PROVIDED INFORMATION:
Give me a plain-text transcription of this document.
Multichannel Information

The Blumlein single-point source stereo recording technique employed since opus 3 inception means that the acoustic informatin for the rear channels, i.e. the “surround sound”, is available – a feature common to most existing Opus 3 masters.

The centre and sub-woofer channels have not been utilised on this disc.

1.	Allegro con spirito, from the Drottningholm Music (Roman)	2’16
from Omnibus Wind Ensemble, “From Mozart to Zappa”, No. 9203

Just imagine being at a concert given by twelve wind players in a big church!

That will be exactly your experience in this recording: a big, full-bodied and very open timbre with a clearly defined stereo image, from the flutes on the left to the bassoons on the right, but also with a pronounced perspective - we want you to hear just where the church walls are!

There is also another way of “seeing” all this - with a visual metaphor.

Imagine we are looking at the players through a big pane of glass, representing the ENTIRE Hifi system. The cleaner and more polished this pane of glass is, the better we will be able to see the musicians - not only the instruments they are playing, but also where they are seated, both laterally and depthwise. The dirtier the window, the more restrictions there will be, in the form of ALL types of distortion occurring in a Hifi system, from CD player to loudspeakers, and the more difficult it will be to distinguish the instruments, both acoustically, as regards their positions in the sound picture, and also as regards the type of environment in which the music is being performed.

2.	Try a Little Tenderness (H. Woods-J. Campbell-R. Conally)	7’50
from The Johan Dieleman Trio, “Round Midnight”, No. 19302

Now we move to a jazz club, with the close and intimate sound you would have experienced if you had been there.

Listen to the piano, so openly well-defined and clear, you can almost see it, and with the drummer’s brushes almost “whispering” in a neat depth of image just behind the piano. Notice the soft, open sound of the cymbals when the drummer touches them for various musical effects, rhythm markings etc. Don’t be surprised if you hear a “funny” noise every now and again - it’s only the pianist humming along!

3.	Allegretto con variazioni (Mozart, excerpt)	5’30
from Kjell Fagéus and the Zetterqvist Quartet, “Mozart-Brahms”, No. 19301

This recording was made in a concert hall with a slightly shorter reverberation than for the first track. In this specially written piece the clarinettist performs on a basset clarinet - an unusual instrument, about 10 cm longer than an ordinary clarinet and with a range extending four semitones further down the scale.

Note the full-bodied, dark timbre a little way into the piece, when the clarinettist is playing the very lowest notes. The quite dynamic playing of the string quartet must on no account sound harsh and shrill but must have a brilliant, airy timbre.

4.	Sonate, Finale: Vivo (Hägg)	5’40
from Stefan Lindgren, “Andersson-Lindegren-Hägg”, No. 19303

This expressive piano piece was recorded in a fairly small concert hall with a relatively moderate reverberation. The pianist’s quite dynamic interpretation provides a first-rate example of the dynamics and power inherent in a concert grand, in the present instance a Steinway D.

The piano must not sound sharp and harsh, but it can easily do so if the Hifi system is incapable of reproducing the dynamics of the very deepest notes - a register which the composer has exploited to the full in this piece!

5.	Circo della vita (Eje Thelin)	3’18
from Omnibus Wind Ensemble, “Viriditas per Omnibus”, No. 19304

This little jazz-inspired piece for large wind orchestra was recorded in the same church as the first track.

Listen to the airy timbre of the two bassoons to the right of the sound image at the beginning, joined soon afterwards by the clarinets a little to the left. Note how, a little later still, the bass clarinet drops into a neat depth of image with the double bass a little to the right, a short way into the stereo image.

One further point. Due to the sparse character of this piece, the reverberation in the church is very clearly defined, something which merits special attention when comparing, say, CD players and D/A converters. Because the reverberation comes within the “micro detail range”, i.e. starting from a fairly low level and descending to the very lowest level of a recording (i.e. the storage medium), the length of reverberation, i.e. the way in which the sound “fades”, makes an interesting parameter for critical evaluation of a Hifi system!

WHAT IS BEING ASKED:
In the records above, locate each line with the word "from". Copy all such lines.

EXERCISE OUTPUT:
1.	Allegro con spirito, from the Drottningholm Music (Roman)	2’16
from Omnibus Wind Ensemble, “From Mozart to Zappa”, No. 9203
That will be exactly your experience in this recording: a big, full-bodied and very open timbre with a clearly defined stereo image, from the flutes on the left to the bassoons on the right, but also with a pronounced perspective - we want you to hear just where the church walls are!
Imagine we are looking at the players through a big pane of glass, representing the ENTIRE Hifi system. The cleaner and more polished this pane of glass is, the better we will be able to see the musicians - not only the instruments they are playing, but also where they are seated, both laterally and depthwise. The dirtier the window, the more restrictions there will be, in the form of ALL types of distortion occurring in a Hifi system, from CD player to loudspeakers, and the more difficult it will be to distinguish the instruments, both acoustically, as regards their positions in the sound picture, and also as regards the type of environment in which the music is being performed.
from The Johan Dieleman Trio, “Round Midnight”, No. 19302
from Kjell Fagéus and the Zetterqvist Quartet, “Mozart-Brahms”, No. 19301
from Stefan Lindgren, “Andersson-Lindegren-Hägg”, No. 19303
from Omnibus Wind Ensemble, “Viriditas per Omnibus”, No. 19304
One further point. Due to the sparse character of this piece, the reverberation in the church is very clearly defined, something which merits special attention when comparing, say, CD players and D/A converters. Because the reverberation comes within the “micro detail range”, i.e. starting from a fairly low level and descending to the very lowest level of a recording (i.e. the storage medium), the length of reverberation, i.e. the way in which the sound “fades”, makes an interesting parameter for critical evaluation of a Hifi system!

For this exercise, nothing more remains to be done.